§ Written task
Search the material below for the string "JSON" and extract each line that has it.

§ Supplied data

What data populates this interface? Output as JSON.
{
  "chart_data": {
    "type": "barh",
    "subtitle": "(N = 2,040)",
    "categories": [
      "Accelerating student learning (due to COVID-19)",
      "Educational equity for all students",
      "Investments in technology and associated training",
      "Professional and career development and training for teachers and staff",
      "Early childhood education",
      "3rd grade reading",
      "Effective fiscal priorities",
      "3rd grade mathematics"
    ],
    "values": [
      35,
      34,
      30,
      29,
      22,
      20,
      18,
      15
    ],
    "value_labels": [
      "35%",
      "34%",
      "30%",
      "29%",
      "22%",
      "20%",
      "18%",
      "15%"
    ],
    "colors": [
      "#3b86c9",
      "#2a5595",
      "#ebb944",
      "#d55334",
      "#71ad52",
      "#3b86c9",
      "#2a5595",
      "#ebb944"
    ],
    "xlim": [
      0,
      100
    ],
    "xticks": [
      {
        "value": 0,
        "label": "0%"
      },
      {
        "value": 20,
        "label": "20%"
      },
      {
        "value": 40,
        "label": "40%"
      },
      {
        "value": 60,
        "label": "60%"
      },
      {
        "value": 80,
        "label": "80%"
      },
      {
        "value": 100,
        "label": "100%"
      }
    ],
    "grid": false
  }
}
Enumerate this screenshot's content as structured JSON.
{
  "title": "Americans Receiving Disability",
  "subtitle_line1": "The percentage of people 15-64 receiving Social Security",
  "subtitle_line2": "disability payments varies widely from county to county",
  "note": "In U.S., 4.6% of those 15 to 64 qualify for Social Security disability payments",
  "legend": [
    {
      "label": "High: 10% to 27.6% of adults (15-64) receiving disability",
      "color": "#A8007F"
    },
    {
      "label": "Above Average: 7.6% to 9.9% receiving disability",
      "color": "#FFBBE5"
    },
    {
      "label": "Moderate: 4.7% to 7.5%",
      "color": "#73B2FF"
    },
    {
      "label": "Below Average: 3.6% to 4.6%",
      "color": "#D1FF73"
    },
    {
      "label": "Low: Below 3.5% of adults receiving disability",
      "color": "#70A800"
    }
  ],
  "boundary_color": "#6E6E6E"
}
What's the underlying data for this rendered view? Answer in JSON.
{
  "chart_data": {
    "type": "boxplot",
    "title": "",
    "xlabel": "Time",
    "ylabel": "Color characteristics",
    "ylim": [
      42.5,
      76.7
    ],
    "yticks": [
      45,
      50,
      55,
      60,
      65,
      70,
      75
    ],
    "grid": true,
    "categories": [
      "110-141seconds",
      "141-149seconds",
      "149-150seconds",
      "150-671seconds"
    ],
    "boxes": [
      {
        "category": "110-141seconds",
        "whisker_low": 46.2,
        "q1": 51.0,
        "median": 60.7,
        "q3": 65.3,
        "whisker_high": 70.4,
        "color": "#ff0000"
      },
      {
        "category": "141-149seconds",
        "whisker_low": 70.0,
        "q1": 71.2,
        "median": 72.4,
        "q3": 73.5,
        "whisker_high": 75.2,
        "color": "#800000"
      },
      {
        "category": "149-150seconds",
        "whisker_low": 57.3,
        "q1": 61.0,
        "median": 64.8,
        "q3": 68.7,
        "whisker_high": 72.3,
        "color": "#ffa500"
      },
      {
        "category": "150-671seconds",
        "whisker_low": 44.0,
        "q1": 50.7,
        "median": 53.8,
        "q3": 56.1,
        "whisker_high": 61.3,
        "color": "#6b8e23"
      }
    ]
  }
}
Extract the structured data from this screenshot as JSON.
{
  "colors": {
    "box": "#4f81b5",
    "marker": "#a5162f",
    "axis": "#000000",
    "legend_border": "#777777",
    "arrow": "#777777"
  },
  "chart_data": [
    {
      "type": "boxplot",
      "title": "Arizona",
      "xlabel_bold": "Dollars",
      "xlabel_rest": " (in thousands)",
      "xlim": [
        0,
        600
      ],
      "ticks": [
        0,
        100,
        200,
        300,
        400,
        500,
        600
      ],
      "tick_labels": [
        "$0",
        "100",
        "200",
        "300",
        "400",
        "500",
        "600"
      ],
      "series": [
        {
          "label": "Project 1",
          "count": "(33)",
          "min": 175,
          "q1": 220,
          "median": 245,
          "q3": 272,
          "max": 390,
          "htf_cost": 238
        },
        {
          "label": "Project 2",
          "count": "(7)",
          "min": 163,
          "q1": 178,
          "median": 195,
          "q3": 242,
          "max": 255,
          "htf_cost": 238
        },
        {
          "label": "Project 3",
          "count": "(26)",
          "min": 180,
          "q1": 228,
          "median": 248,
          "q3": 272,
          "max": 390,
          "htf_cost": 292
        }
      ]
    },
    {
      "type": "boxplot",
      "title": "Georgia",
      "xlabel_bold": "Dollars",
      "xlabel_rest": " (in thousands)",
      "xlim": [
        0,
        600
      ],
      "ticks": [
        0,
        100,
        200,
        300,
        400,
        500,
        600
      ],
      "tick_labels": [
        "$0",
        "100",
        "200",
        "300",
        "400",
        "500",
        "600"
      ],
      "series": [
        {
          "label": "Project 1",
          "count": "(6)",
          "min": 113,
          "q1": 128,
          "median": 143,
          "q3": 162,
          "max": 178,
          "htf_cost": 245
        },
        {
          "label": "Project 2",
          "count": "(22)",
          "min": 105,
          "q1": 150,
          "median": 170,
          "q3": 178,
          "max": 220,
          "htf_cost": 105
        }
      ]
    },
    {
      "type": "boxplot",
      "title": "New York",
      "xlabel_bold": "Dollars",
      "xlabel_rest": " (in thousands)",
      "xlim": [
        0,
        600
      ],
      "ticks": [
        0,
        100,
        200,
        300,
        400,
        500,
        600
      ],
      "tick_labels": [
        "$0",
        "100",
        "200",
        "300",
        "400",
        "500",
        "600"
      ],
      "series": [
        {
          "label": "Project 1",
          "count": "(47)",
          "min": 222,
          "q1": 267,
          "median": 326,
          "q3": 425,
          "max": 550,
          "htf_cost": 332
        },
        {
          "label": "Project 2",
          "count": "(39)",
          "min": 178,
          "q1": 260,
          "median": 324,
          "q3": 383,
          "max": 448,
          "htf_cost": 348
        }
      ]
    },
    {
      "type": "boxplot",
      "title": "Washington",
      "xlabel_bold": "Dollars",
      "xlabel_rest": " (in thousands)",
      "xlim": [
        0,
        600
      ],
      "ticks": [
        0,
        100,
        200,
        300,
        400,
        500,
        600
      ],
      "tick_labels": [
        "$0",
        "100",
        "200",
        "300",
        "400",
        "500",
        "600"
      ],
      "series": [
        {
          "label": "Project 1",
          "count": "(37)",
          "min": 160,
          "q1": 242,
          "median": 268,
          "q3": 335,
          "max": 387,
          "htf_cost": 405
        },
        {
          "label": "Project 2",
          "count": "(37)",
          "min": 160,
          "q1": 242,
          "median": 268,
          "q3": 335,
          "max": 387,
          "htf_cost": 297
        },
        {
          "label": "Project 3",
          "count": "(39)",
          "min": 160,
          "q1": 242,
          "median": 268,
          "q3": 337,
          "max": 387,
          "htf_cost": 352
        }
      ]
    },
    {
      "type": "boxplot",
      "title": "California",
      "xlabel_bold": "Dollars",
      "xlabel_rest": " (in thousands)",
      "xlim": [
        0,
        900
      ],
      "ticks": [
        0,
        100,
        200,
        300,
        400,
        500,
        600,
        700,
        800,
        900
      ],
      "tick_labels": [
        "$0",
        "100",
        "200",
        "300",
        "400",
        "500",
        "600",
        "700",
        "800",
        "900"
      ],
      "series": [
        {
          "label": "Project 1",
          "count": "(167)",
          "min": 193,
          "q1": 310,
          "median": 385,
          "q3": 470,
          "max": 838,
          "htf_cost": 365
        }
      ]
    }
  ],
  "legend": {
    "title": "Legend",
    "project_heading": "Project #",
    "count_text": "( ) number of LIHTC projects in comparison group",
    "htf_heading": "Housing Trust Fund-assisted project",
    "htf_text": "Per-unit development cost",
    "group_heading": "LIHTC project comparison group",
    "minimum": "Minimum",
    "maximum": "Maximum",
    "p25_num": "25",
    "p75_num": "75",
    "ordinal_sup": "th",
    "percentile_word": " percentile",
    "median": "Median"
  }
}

§ Finished answer
What data populates this interface? Output as JSON.
Enumerate this screenshot's content as structured JSON.
What's the underlying data for this rendered view? Answer in JSON.
Extract the structured data from this screenshot as JSON.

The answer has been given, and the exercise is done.